Exercise aim -
Write out each line of the listing as it stands, without the images.

Material supplied -
-- -- --

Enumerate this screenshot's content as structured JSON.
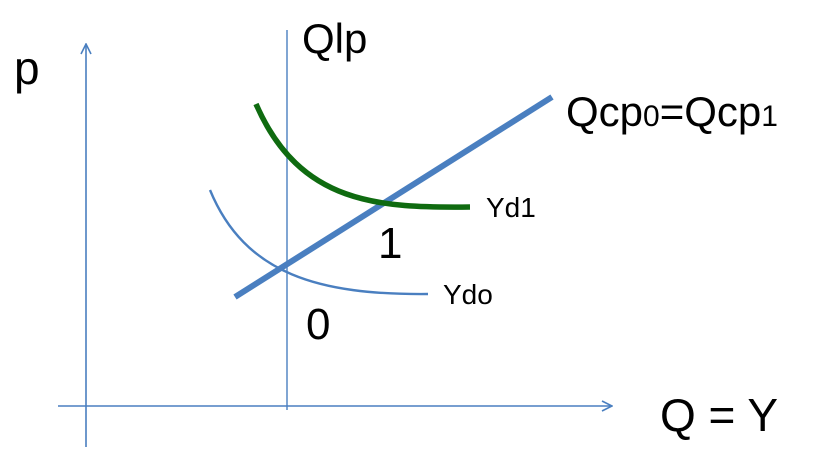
{
  "labels": {
    "y_axis": "p",
    "x_axis": "Q = Y",
    "vertical_line": "Qlp",
    "supply_curve_main": "Qcp",
    "supply_curve_sub0": "0",
    "supply_curve_mid": "=Qcp",
    "supply_curve_sub1": "1",
    "demand_curve_1": "Yd1",
    "demand_curve_0": "Ydo",
    "point_0": "0",
    "point_1": "1"
  },
  "colors": {
    "axis": "#4a7fc0",
    "supply_line": "#4a7fc0",
    "demand_0": "#4a7fc0",
    "demand_1": "#0f6b10",
    "text": "#000000"
  }
}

-- -- --

Written solution -
Enumerate this screenshot's content as structured JSON.
{
  "labels": {
    "y_axis": "p",
    "x_axis": "Q = Y",
    "vertical_line": "Qlp",
    "supply_curve_main": "Qcp",
    "supply_curve_sub0": "0",
    "supply_curve_mid": "=Qcp",
    "supply_curve_sub1": "1",
    "demand_curve_1": "Yd1",
    "demand_curve_0": "Ydo",
    "point_0": "0",
    "point_1": "1"
  },
  "colors": {
    "axis": "#4a7fc0",
    "supply_line": "#4a7fc0",
    "demand_0": "#4a7fc0",
    "demand_1": "#0f6b10",
    "text": "#000000"
  }
}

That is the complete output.